• Written request: Look through the records below, count the lines with the word "请将图片调整为白底黑字", and reply with only the number.

• Collected data entries:

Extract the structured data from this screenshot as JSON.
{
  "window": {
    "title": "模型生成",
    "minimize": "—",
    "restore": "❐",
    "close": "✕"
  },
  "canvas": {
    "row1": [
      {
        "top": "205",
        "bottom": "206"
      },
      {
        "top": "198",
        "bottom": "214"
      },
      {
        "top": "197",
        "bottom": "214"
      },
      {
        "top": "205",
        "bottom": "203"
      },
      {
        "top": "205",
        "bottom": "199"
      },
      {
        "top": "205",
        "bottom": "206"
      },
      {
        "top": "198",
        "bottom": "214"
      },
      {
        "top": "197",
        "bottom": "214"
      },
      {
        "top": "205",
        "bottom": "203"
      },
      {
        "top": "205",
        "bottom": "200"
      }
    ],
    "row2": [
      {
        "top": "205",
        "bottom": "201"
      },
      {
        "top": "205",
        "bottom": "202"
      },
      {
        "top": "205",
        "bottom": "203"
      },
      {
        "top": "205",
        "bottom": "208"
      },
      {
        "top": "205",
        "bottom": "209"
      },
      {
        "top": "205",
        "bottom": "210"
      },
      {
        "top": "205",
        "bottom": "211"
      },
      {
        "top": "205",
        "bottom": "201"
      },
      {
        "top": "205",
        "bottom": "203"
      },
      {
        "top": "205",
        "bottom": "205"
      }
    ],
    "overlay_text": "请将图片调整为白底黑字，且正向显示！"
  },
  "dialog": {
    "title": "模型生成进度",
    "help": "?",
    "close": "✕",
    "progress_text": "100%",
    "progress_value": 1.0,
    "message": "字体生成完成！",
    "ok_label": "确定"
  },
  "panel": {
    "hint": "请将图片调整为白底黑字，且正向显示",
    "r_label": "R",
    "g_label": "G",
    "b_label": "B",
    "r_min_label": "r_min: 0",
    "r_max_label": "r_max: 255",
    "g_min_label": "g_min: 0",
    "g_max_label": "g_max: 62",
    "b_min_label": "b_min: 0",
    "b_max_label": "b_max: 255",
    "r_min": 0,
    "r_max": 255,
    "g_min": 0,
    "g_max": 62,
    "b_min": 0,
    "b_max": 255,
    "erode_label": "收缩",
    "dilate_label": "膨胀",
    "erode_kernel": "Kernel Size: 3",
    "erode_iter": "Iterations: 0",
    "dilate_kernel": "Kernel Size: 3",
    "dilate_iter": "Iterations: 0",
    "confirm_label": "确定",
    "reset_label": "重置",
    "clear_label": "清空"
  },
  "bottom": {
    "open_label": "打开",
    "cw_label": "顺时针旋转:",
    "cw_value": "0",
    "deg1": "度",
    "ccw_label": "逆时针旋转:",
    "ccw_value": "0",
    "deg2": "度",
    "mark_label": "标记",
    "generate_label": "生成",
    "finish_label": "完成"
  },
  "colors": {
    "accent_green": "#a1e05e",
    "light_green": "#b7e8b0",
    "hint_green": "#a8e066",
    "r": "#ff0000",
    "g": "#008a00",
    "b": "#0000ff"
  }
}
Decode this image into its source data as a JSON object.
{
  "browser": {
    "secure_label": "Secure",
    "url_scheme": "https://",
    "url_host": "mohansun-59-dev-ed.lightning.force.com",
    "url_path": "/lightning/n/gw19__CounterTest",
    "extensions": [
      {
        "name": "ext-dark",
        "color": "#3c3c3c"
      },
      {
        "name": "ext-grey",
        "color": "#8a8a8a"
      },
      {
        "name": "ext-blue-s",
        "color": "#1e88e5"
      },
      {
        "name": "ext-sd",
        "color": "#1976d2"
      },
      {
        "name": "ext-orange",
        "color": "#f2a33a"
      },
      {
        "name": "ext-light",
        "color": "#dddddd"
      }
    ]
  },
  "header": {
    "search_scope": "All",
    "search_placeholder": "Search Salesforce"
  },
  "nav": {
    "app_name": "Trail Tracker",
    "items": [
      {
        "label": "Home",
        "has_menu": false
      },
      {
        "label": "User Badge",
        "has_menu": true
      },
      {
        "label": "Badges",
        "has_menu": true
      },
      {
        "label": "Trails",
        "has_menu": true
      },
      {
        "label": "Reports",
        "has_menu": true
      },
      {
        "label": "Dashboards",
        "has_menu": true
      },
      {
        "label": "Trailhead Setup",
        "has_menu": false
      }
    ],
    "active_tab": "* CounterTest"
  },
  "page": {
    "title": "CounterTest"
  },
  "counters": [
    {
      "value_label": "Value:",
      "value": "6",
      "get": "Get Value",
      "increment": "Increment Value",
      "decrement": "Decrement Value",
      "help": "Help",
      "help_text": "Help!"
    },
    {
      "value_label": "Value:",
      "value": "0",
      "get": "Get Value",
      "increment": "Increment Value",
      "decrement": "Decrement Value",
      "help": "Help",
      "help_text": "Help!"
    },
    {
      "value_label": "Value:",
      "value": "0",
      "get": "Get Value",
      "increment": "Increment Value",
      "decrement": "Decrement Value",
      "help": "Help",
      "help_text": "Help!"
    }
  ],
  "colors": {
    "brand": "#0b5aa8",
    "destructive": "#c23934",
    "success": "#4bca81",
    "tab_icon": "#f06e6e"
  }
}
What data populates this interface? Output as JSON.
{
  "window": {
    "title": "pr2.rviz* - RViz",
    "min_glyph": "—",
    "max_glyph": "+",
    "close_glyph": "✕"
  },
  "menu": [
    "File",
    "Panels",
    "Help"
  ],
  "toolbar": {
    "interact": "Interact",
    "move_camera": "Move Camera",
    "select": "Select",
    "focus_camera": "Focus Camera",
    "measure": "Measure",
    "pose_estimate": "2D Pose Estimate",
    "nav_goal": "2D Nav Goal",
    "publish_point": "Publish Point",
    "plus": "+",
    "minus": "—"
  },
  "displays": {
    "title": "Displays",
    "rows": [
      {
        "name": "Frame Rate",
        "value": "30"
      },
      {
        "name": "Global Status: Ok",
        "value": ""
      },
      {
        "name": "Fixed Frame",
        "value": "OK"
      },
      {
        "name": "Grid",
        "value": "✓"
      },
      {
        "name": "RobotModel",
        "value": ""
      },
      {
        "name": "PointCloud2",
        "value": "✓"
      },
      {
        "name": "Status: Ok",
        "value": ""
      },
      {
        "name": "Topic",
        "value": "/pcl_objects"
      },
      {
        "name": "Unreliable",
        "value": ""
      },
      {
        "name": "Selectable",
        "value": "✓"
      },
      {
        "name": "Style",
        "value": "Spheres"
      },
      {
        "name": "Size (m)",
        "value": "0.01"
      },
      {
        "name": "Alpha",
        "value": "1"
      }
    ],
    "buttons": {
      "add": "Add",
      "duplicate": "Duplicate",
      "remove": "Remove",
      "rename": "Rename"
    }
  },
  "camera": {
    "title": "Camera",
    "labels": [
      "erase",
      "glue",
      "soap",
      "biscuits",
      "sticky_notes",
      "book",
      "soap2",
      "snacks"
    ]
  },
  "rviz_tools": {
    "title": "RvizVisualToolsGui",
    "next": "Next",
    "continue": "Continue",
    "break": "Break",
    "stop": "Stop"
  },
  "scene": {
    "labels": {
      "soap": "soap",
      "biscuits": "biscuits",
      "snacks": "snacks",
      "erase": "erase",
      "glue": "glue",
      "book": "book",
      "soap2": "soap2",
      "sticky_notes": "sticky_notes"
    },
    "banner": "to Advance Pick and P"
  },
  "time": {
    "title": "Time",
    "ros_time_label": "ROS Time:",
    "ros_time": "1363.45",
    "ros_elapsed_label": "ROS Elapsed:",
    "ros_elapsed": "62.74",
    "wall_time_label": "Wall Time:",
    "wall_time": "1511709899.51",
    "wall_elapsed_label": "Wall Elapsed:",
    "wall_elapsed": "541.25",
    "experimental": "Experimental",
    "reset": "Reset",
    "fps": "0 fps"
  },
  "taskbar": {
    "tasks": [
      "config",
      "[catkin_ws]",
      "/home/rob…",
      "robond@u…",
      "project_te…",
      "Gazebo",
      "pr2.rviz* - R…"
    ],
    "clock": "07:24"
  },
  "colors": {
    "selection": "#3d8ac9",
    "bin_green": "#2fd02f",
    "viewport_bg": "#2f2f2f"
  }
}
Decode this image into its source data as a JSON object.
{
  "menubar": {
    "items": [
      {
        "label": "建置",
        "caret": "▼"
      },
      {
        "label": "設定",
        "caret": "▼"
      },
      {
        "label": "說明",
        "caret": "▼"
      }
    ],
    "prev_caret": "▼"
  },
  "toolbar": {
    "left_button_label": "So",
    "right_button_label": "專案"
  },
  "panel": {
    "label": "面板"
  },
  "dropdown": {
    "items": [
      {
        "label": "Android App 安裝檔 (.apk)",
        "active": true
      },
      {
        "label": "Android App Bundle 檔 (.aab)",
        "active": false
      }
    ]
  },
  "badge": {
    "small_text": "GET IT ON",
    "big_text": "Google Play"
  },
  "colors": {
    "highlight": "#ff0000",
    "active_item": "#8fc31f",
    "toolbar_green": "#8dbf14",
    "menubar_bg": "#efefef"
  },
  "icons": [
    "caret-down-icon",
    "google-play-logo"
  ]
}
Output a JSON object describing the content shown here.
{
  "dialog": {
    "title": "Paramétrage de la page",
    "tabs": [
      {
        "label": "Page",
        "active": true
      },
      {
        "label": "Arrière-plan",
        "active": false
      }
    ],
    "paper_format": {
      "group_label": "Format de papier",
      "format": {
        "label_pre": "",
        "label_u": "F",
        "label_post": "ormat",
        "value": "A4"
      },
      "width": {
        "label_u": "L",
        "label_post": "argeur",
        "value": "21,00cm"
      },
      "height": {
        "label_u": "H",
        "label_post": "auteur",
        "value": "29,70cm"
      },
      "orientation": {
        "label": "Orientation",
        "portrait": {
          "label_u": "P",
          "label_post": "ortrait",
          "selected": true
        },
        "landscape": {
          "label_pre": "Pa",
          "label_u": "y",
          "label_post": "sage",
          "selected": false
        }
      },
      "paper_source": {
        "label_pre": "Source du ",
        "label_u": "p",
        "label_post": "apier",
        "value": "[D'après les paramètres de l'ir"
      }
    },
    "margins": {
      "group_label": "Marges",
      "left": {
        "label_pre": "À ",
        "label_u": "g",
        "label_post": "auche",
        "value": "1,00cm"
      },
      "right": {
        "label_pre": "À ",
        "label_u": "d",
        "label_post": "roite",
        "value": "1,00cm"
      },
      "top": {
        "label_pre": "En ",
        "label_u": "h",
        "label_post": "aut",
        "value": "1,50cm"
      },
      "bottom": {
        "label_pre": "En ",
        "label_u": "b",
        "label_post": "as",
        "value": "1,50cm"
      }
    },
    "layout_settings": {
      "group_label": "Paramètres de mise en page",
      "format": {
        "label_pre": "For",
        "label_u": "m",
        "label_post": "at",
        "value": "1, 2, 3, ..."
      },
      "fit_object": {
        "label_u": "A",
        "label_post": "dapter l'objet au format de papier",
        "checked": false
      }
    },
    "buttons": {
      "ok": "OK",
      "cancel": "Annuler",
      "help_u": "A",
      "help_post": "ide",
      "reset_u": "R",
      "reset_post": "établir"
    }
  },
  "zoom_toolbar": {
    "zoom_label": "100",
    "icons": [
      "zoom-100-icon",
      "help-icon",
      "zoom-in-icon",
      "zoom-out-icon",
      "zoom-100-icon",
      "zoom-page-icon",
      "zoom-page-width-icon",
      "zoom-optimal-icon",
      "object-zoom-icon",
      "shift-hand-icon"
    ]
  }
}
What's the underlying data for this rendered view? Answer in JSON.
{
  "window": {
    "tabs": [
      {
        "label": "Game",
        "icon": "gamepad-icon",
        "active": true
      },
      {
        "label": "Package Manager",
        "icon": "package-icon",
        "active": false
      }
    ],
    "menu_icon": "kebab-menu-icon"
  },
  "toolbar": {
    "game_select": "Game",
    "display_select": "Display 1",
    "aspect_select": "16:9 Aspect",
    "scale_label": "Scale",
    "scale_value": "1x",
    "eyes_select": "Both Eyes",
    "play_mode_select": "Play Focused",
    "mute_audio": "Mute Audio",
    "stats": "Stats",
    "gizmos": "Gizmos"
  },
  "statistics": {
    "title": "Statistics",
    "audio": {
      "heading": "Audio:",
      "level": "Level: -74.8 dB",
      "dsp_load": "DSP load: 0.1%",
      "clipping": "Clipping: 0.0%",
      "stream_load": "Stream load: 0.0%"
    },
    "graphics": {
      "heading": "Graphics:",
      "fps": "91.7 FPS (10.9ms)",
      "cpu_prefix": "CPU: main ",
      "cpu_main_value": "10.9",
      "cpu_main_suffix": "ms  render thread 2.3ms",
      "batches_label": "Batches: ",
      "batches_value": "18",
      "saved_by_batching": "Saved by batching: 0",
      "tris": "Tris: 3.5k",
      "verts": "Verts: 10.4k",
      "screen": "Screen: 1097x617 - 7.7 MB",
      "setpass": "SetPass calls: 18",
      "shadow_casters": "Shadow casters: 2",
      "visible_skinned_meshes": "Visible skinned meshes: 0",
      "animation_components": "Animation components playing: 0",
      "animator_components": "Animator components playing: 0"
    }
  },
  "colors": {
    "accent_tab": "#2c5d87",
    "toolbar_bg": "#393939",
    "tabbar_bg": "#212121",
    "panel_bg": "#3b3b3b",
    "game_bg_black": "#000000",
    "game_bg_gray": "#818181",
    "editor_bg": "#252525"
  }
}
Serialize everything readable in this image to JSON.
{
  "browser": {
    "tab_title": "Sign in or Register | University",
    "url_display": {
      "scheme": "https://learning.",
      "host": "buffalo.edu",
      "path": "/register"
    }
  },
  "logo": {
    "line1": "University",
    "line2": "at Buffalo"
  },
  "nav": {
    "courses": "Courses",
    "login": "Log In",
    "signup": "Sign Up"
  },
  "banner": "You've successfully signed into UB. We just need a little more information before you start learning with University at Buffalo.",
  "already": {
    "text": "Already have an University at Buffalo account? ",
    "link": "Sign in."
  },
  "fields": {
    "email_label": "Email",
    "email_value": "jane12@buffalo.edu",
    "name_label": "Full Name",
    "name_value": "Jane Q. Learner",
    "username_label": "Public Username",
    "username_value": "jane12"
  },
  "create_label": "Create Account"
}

• Exercise output: 2